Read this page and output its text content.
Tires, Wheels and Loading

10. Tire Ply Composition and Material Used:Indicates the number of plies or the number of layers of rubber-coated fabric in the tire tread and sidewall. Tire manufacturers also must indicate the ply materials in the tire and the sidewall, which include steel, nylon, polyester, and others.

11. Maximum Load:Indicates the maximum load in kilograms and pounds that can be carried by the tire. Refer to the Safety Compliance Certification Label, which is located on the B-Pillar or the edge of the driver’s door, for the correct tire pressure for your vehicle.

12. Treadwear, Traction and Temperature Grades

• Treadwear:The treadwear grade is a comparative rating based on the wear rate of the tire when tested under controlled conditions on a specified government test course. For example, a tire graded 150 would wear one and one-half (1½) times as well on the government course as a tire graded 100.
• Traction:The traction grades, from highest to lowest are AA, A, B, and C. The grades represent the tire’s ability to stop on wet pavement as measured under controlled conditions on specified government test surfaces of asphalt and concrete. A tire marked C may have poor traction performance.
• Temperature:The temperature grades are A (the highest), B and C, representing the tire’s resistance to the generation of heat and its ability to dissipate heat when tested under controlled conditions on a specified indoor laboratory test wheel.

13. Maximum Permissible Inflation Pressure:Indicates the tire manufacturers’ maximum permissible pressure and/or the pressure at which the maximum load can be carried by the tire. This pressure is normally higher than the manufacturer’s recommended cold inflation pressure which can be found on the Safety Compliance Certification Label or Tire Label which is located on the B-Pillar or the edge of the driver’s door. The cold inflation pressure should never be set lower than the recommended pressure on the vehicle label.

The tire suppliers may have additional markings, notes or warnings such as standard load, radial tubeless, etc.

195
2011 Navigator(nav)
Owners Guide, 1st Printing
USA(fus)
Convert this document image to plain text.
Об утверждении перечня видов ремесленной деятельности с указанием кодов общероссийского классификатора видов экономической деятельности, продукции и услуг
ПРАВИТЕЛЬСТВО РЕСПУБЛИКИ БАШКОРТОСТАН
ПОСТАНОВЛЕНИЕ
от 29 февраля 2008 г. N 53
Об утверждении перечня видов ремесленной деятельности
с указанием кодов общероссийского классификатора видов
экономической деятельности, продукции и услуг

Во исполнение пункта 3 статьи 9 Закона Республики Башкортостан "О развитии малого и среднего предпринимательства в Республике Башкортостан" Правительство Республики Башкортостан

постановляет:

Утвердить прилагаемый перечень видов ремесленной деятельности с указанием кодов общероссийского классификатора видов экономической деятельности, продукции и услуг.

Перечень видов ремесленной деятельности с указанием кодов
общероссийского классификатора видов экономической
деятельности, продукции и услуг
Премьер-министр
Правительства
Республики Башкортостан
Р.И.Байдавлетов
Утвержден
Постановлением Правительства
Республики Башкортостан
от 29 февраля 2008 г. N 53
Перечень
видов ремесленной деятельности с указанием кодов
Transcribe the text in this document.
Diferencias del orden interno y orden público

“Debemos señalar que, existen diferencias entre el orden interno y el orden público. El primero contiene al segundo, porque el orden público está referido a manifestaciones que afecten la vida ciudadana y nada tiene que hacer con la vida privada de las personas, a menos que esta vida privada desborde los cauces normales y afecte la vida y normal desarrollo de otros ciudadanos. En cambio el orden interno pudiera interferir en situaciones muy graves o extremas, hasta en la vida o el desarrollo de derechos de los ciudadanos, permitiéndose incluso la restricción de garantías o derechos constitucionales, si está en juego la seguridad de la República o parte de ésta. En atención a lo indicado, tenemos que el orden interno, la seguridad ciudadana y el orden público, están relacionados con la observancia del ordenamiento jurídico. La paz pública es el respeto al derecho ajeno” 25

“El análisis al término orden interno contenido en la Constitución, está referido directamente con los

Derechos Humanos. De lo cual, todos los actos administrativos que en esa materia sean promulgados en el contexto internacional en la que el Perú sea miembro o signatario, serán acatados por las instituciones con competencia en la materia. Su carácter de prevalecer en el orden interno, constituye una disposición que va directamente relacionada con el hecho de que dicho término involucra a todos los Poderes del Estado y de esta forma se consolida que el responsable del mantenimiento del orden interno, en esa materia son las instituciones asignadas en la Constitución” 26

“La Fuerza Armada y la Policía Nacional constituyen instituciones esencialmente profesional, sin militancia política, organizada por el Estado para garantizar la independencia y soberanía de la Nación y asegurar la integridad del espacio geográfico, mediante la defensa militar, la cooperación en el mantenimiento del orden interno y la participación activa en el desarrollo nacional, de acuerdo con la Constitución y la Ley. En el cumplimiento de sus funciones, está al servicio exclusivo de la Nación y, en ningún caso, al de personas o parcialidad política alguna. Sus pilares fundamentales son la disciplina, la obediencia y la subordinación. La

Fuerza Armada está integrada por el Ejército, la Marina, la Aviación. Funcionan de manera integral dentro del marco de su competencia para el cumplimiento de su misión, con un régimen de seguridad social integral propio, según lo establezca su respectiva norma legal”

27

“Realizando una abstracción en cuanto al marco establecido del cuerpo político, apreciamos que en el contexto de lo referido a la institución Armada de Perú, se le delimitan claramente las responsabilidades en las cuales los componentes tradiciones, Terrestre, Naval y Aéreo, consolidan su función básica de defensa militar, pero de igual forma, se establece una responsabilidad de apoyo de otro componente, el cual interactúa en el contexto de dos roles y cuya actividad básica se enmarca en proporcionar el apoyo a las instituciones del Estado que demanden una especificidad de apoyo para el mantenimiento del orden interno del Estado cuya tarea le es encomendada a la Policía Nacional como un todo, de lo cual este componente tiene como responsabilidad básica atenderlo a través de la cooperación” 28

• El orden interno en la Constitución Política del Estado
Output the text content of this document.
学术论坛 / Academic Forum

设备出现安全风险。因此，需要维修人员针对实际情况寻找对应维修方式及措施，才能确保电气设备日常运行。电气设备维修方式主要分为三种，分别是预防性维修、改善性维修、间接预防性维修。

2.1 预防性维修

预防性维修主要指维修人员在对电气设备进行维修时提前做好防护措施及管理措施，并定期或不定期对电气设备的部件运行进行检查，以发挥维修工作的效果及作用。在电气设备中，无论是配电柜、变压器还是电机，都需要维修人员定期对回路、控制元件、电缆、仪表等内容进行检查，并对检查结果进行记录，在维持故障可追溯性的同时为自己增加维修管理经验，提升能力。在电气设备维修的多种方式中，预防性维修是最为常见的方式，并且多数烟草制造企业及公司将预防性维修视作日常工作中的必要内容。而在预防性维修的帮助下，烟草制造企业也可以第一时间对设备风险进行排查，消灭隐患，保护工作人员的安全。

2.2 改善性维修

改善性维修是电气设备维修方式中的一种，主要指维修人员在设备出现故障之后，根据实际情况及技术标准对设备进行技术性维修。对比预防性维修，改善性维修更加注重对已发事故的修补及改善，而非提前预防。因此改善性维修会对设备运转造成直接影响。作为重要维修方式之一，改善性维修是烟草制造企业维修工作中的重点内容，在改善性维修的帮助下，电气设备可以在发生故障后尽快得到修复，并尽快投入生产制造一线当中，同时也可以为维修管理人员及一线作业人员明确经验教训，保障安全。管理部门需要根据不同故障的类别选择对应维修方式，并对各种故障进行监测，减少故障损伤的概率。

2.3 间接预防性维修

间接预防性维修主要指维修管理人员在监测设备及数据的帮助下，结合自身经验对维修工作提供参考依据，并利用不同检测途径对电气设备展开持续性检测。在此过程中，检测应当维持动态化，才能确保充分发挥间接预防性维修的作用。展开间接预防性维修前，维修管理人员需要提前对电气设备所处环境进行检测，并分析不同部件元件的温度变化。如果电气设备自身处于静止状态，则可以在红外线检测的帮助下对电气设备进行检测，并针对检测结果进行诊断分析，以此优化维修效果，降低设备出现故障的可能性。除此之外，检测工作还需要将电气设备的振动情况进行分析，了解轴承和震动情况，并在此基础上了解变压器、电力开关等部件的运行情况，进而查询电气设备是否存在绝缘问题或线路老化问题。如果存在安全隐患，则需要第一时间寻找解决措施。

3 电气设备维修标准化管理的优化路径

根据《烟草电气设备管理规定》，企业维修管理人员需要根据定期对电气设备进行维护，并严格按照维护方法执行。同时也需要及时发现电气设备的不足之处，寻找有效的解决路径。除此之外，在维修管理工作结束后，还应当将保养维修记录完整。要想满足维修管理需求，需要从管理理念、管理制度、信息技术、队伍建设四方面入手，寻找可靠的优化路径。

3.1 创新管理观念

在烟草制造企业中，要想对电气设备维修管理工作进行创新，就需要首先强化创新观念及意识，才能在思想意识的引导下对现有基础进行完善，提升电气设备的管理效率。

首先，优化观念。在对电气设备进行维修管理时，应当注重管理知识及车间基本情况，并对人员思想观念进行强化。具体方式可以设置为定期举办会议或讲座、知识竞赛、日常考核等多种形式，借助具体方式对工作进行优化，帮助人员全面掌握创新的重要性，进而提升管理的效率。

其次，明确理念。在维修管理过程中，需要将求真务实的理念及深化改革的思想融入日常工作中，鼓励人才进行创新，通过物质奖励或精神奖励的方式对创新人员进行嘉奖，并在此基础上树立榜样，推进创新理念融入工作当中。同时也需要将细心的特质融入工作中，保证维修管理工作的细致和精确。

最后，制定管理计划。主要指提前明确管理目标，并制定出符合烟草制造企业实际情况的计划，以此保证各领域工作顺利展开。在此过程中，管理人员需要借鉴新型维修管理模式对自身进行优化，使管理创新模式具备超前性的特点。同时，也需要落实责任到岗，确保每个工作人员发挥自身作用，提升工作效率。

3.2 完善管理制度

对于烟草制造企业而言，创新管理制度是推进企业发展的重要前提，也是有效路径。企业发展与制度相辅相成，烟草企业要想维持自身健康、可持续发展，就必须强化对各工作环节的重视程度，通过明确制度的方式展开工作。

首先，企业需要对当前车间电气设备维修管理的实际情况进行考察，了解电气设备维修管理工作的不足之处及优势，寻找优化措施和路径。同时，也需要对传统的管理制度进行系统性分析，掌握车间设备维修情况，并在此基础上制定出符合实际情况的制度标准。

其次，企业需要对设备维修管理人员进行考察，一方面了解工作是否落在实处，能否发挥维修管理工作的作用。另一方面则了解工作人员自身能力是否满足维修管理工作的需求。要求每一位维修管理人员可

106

※

• **EXERCISE DIRECTIONS**: Each line in the data that holds the string "government" should be found and copied.

• **RESPONSE TO THE TASK**:
• Treadwear:The treadwear grade is a comparative rating based on the wear rate of the tire when tested under controlled conditions on a specified government test course. For example, a tire graded 150 would wear one and one-half (1½) times as well on the government course as a tire graded 100.
• Traction:The traction grades, from highest to lowest are AA, A, B, and C. The grades represent the tire’s ability to stop on wet pavement as measured under controlled conditions on specified government test surfaces of asphalt and concrete. A tire marked C may have poor traction performance.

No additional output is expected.